Work to complete
Nothing should be left out: output all of the entries exactly.

* * * * *

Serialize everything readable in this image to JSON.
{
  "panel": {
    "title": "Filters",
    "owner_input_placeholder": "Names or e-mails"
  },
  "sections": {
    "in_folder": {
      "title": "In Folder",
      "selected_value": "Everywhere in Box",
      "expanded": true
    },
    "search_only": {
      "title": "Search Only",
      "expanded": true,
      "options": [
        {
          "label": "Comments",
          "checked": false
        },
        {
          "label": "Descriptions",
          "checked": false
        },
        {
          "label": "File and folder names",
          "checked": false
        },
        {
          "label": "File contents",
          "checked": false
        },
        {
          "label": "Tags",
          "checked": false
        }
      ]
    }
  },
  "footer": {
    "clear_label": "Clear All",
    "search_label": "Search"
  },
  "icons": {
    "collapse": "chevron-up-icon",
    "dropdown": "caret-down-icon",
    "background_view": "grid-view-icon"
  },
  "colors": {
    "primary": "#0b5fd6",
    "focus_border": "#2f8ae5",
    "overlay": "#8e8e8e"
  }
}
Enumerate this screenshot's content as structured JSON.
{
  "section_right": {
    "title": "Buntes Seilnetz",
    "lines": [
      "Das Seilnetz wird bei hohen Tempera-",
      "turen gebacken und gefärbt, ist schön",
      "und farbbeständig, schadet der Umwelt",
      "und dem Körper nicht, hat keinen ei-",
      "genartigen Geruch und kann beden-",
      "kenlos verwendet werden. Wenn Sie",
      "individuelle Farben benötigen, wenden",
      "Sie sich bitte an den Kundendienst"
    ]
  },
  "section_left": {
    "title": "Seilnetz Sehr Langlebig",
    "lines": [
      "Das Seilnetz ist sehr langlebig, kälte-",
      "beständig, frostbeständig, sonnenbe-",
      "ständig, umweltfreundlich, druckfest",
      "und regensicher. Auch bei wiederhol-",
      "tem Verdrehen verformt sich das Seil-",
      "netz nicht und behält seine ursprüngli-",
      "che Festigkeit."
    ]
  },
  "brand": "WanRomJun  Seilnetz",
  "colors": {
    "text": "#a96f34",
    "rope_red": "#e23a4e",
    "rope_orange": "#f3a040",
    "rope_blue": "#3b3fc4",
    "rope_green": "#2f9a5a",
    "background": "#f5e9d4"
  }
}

* * * * *

Reply
Serialize everything readable in this image to JSON.
{
  "panel": {
    "title": "Filters",
    "owner_input_placeholder": "Names or e-mails"
  },
  "sections": {
    "in_folder": {
      "title": "In Folder",
      "selected_value": "Everywhere in Box",
      "expanded": true
    },
    "search_only": {
      "title": "Search Only",
      "expanded": true,
      "options": [
        {
          "label": "Comments",
          "checked": false
        },
        {
          "label": "Descriptions",
          "checked": false
        },
        {
          "label": "File and folder names",
          "checked": false
        },
        {
          "label": "File contents",
          "checked": false
        },
        {
          "label": "Tags",
          "checked": false
        }
      ]
    }
  },
  "footer": {
    "clear_label": "Clear All",
    "search_label": "Search"
  },
  "icons": {
    "collapse": "chevron-up-icon",
    "dropdown": "caret-down-icon",
    "background_view": "grid-view-icon"
  },
  "colors": {
    "primary": "#0b5fd6",
    "focus_border": "#2f8ae5",
    "overlay": "#8e8e8e"
  }
}
Enumerate this screenshot's content as structured JSON.
{
  "section_right": {
    "title": "Buntes Seilnetz",
    "lines": [
      "Das Seilnetz wird bei hohen Tempera-",
      "turen gebacken und gefärbt, ist schön",
      "und farbbeständig, schadet der Umwelt",
      "und dem Körper nicht, hat keinen ei-",
      "genartigen Geruch und kann beden-",
      "kenlos verwendet werden. Wenn Sie",
      "individuelle Farben benötigen, wenden",
      "Sie sich bitte an den Kundendienst"
    ]
  },
  "section_left": {
    "title": "Seilnetz Sehr Langlebig",
    "lines": [
      "Das Seilnetz ist sehr langlebig, kälte-",
      "beständig, frostbeständig, sonnenbe-",
      "ständig, umweltfreundlich, druckfest",
      "und regensicher. Auch bei wiederhol-",
      "tem Verdrehen verformt sich das Seil-",
      "netz nicht und behält seine ursprüngli-",
      "che Festigkeit."
    ]
  },
  "brand": "WanRomJun  Seilnetz",
  "colors": {
    "text": "#a96f34",
    "rope_red": "#e23a4e",
    "rope_orange": "#f3a040",
    "rope_blue": "#3b3fc4",
    "rope_green": "#2f9a5a",
    "background": "#f5e9d4"
  }
}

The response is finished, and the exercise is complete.